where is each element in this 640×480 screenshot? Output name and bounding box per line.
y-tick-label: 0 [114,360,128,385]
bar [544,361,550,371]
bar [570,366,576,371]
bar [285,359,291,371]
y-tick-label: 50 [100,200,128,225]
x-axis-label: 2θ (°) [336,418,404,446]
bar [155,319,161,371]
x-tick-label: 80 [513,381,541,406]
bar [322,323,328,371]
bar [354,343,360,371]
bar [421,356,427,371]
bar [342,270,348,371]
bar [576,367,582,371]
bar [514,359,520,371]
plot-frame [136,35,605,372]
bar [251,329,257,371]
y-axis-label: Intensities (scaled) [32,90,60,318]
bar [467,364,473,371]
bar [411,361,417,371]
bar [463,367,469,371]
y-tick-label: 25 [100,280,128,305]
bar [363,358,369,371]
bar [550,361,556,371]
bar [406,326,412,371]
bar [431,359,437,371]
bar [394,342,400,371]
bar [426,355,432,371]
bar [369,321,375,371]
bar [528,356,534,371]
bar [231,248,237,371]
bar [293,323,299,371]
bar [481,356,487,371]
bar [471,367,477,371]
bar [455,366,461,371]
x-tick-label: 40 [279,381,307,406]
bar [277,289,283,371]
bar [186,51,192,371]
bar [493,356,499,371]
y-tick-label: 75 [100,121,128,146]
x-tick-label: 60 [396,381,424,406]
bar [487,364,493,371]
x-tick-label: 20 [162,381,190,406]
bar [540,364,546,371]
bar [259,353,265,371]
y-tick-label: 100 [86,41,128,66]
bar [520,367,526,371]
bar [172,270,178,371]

• [ЗАДАНИЕ] Перепишите весь приведенный выше материал дословно, строку за строкой, ничего не меняя.

• [ОТВЕТ]
where is each element in this 640×480 screenshot? Output name and bounding box per line.
y-tick-label: 0 [114,360,128,385]
bar [544,361,550,371]
bar [570,366,576,371]
bar [285,359,291,371]
y-tick-label: 50 [100,200,128,225]
x-axis-label: 2θ (°) [336,418,404,446]
bar [155,319,161,371]
x-tick-label: 80 [513,381,541,406]
bar [322,323,328,371]
bar [354,343,360,371]
bar [421,356,427,371]
bar [342,270,348,371]
bar [576,367,582,371]
bar [514,359,520,371]
plot-frame [136,35,605,372]
bar [251,329,257,371]
y-axis-label: Intensities (scaled) [32,90,60,318]
bar [467,364,473,371]
bar [411,361,417,371]
bar [463,367,469,371]
y-tick-label: 25 [100,280,128,305]
bar [363,358,369,371]
bar [550,361,556,371]
bar [406,326,412,371]
bar [431,359,437,371]
bar [394,342,400,371]
bar [426,355,432,371]
bar [369,321,375,371]
bar [528,356,534,371]
bar [231,248,237,371]
bar [293,323,299,371]
bar [481,356,487,371]
bar [471,367,477,371]
bar [455,366,461,371]
x-tick-label: 40 [279,381,307,406]
bar [277,289,283,371]
bar [186,51,192,371]
bar [493,356,499,371]
y-tick-label: 75 [100,121,128,146]
x-tick-label: 60 [396,381,424,406]
bar [487,364,493,371]
x-tick-label: 20 [162,381,190,406]
bar [540,364,546,371]
bar [259,353,265,371]
y-tick-label: 100 [86,41,128,66]
bar [520,367,526,371]
bar [172,270,178,371]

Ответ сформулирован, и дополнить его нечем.